◆ DATASET CONTENT
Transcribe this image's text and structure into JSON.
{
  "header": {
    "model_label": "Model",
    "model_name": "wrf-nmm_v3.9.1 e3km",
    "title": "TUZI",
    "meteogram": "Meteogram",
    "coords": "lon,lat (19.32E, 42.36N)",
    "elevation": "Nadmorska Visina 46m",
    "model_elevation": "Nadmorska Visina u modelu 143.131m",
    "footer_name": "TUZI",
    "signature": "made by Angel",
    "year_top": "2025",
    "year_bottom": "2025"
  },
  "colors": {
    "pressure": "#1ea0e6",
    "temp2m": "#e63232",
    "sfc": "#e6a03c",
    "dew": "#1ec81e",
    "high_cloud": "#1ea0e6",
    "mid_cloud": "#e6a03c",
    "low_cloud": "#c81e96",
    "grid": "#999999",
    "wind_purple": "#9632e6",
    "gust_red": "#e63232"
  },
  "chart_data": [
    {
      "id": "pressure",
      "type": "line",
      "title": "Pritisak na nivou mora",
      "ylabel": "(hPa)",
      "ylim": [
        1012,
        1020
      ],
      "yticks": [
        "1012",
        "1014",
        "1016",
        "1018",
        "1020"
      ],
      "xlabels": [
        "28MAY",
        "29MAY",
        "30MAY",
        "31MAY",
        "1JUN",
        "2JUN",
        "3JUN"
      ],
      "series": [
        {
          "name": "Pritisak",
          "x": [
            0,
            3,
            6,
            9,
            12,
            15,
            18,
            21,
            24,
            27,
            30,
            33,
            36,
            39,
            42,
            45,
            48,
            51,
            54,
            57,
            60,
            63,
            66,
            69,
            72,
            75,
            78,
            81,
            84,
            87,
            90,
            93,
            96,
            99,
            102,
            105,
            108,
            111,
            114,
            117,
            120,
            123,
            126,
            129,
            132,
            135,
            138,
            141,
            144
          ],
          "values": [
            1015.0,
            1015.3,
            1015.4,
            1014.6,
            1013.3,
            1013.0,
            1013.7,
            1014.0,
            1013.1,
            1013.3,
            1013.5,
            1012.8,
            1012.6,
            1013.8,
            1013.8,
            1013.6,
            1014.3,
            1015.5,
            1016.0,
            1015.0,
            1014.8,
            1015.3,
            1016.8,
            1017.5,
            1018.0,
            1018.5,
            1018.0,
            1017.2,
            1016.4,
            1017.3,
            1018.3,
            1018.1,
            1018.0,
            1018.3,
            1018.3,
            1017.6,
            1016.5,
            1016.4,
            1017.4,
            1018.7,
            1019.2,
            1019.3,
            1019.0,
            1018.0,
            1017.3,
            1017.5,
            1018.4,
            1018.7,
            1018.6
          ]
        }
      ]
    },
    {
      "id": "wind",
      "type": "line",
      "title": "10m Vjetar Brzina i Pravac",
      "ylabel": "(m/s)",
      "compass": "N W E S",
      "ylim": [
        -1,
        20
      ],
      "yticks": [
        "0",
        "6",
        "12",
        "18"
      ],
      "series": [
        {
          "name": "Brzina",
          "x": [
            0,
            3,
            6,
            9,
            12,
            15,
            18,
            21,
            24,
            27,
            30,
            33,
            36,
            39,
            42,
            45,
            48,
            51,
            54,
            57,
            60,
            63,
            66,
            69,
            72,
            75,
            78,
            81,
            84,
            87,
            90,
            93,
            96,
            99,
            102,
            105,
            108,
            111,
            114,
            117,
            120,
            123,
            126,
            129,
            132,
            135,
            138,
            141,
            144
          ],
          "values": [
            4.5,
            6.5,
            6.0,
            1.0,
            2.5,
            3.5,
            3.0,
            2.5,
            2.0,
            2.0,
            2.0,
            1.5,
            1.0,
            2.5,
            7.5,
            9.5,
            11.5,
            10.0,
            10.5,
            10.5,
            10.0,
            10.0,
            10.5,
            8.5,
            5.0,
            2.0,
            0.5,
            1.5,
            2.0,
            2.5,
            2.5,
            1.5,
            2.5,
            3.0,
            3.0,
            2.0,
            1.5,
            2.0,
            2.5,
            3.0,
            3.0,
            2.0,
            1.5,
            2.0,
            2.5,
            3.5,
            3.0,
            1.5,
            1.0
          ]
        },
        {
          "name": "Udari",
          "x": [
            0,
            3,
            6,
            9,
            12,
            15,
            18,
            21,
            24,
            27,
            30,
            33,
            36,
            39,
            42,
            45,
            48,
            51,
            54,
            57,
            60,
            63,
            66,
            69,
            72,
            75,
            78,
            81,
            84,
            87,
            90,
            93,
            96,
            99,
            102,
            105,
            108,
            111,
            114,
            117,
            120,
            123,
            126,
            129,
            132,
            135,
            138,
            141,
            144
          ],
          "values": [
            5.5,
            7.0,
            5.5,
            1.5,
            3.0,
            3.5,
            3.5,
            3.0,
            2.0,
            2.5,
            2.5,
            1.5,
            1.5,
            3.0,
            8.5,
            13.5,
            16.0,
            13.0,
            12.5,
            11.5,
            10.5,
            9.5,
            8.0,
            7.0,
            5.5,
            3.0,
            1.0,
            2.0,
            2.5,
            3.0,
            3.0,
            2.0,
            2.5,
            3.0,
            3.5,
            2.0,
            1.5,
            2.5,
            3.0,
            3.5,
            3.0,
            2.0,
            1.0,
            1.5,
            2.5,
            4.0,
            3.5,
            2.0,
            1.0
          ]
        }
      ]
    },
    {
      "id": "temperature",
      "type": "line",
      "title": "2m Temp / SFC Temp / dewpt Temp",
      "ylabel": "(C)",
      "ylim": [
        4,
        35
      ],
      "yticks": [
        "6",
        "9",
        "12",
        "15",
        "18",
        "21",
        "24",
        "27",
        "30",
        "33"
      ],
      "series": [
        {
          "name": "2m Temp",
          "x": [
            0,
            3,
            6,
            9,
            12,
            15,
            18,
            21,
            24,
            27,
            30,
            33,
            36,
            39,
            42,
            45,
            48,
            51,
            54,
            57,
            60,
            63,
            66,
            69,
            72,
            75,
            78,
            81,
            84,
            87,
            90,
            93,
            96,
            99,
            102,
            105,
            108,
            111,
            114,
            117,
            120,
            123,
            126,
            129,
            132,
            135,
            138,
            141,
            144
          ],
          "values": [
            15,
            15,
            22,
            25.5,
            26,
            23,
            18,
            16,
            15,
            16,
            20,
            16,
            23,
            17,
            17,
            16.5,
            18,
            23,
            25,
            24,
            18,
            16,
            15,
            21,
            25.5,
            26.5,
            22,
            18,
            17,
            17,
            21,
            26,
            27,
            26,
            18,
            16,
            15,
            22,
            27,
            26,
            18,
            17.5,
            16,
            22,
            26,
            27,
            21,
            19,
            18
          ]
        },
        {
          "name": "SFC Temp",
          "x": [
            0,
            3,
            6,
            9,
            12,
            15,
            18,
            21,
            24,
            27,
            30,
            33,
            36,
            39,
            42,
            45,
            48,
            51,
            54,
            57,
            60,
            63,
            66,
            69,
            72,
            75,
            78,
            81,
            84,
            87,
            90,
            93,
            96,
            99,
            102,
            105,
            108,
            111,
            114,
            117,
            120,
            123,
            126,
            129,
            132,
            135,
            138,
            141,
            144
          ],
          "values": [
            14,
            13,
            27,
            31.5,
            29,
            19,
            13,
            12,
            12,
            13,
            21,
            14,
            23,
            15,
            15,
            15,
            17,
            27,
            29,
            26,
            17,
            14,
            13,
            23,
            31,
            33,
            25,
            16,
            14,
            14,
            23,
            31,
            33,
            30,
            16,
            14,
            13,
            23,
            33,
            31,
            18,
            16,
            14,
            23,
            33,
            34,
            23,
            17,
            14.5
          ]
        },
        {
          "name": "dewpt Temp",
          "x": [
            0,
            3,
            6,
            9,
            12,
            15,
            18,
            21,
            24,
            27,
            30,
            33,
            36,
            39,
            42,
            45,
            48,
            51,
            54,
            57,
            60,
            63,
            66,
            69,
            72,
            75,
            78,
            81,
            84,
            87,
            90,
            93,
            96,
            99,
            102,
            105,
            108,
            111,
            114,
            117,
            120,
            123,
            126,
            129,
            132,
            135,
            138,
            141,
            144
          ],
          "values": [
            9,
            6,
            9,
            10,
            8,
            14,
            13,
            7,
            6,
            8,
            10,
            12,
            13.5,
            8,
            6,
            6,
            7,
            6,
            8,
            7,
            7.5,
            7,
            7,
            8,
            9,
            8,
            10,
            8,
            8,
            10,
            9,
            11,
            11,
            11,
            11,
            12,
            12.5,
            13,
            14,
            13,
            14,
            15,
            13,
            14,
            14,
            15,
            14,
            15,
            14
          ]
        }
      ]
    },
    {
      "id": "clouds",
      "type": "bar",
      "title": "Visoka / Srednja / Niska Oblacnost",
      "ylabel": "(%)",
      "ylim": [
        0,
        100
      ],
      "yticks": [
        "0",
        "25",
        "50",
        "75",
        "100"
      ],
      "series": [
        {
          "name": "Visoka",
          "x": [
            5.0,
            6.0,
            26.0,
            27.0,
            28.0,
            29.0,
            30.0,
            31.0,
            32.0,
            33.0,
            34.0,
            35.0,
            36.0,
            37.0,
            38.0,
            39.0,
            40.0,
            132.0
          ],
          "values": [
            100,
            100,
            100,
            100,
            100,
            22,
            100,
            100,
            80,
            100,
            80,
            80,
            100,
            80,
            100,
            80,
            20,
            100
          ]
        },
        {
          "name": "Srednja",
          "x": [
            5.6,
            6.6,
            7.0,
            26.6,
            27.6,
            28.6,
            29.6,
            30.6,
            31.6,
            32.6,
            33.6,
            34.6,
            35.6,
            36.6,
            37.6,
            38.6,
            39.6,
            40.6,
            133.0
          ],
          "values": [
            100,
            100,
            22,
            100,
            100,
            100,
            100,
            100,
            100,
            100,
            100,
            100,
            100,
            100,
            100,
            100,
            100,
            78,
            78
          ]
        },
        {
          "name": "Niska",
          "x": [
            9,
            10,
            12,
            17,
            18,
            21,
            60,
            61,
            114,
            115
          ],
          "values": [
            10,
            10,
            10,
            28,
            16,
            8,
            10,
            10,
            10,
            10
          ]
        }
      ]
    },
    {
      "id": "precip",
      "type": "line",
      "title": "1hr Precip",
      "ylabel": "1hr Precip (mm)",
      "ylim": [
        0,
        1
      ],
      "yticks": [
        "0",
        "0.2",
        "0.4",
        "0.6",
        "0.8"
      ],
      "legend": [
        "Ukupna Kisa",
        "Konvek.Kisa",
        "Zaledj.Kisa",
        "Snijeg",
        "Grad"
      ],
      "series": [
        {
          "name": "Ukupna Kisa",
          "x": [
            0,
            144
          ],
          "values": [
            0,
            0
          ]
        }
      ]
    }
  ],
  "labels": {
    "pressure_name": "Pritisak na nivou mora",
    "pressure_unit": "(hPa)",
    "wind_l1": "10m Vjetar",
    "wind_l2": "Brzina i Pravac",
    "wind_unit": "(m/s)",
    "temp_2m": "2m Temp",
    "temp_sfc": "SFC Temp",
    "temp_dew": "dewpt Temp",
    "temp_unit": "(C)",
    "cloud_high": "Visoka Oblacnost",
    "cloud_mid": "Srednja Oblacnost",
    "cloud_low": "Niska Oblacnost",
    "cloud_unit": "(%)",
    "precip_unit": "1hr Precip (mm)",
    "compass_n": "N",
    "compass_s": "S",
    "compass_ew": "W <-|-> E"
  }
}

◆ WHAT THE TASK REQUIRES
Go through the material above and copy each line that has the word "Pritisak".

◆ RESPONSE
      "title": "Pritisak na nivou mora",
          "name": "Pritisak",
    "pressure_name": "Pritisak na nivou mora",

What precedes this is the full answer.